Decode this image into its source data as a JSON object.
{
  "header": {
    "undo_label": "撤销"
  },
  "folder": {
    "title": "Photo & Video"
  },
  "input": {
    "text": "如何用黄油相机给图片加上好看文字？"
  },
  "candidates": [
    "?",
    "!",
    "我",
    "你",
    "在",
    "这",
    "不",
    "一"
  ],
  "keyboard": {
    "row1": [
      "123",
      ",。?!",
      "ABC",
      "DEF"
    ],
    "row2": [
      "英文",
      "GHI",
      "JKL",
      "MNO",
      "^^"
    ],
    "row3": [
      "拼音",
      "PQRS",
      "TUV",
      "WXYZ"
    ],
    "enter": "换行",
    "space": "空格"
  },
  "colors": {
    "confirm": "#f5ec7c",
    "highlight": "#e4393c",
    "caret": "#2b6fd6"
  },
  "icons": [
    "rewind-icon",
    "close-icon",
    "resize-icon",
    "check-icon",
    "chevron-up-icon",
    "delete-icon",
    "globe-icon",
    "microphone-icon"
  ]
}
------------------------------------------------
Print the material verbatim, all of it.

### TASK RESULT
Decode this image into its source data as a JSON object.
{
  "header": {
    "undo_label": "撤销"
  },
  "folder": {
    "title": "Photo & Video"
  },
  "input": {
    "text": "如何用黄油相机给图片加上好看文字？"
  },
  "candidates": [
    "?",
    "!",
    "我",
    "你",
    "在",
    "这",
    "不",
    "一"
  ],
  "keyboard": {
    "row1": [
      "123",
      ",。?!",
      "ABC",
      "DEF"
    ],
    "row2": [
      "英文",
      "GHI",
      "JKL",
      "MNO",
      "^^"
    ],
    "row3": [
      "拼音",
      "PQRS",
      "TUV",
      "WXYZ"
    ],
    "enter": "换行",
    "space": "空格"
  },
  "colors": {
    "confirm": "#f5ec7c",
    "highlight": "#e4393c",
    "caret": "#2b6fd6"
  },
  "icons": [
    "rewind-icon",
    "close-icon",
    "resize-icon",
    "check-icon",
    "chevron-up-icon",
    "delete-icon",
    "globe-icon",
    "microphone-icon"
  ]
}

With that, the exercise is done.